Scan the listing below and copy every line holding "this".
┌────────
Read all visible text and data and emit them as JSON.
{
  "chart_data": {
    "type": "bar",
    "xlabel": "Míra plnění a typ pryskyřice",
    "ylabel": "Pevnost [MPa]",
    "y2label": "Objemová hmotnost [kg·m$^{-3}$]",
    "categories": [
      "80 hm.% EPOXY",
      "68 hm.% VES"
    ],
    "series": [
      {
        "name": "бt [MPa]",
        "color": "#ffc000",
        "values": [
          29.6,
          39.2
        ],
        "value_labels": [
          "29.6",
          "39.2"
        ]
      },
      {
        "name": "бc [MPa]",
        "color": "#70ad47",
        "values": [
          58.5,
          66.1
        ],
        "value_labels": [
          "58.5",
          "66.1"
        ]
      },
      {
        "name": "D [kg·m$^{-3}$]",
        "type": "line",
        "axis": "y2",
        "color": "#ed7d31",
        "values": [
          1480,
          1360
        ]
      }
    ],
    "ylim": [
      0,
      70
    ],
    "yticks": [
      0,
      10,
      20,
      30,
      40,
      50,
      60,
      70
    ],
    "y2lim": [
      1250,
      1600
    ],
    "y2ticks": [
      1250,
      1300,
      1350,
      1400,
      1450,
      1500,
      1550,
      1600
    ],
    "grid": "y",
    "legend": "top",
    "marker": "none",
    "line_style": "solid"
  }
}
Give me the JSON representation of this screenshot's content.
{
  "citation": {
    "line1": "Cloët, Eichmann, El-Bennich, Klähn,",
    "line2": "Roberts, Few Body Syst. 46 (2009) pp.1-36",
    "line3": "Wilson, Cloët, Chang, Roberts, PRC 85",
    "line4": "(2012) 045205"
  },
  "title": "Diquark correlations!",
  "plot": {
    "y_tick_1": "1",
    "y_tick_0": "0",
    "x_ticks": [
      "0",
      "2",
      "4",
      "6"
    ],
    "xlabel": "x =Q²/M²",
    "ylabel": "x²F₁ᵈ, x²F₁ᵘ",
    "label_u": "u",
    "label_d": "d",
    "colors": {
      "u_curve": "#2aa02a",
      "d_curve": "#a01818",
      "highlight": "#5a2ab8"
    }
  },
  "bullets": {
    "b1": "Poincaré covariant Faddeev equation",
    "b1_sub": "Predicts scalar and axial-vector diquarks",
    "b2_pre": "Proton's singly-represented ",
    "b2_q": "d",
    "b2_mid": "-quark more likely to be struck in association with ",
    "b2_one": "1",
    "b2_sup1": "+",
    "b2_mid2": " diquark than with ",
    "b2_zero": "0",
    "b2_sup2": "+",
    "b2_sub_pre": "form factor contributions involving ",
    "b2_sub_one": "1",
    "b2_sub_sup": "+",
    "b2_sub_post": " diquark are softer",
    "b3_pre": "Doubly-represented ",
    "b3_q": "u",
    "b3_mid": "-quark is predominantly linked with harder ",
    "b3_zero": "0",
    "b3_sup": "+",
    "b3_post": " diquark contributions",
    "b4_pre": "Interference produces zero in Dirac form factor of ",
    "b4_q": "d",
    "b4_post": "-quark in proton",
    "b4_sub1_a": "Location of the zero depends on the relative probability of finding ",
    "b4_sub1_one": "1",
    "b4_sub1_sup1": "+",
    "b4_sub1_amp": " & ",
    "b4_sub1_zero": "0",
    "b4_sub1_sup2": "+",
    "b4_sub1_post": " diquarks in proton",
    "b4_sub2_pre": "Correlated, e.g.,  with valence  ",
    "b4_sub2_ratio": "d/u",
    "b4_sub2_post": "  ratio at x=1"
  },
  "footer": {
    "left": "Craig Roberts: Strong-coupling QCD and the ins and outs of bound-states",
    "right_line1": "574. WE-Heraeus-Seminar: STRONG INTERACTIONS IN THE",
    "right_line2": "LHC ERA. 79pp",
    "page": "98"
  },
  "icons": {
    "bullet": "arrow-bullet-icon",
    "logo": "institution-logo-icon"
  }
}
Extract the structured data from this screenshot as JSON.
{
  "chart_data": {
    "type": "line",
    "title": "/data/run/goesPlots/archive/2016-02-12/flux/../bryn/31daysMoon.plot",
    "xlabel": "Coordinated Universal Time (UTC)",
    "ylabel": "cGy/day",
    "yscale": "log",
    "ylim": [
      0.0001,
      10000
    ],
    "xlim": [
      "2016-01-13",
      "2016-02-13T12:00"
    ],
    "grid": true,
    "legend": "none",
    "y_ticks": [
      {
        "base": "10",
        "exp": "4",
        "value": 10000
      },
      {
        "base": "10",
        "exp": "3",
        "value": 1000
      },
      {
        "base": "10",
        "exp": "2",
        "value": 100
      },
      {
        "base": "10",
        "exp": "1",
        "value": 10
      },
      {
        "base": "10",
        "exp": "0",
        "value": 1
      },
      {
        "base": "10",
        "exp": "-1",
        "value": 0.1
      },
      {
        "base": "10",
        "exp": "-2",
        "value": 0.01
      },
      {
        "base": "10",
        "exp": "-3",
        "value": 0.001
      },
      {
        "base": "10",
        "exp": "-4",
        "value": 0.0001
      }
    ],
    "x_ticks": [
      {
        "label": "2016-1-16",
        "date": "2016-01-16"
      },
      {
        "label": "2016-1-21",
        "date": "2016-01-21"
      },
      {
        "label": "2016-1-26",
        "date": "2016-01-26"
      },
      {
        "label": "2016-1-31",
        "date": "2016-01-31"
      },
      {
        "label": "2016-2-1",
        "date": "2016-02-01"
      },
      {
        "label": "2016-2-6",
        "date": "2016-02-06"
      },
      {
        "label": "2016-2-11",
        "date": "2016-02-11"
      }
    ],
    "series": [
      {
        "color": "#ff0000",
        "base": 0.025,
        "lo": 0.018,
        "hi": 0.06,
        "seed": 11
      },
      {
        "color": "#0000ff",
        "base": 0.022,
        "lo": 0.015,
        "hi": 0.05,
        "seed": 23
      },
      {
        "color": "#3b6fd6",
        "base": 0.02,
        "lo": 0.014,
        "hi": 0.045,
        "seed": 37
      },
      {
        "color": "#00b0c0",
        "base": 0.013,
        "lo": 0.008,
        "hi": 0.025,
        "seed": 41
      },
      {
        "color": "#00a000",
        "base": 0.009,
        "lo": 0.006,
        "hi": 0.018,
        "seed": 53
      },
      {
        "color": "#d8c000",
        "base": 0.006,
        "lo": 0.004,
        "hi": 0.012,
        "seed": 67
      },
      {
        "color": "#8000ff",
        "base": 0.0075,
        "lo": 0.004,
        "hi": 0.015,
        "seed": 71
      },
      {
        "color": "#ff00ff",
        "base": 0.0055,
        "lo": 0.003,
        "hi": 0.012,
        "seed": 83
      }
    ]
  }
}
└────────
• **Answer in full**
Give me the JSON representation of this screenshot's content.
Extract the structured data from this screenshot as JSON.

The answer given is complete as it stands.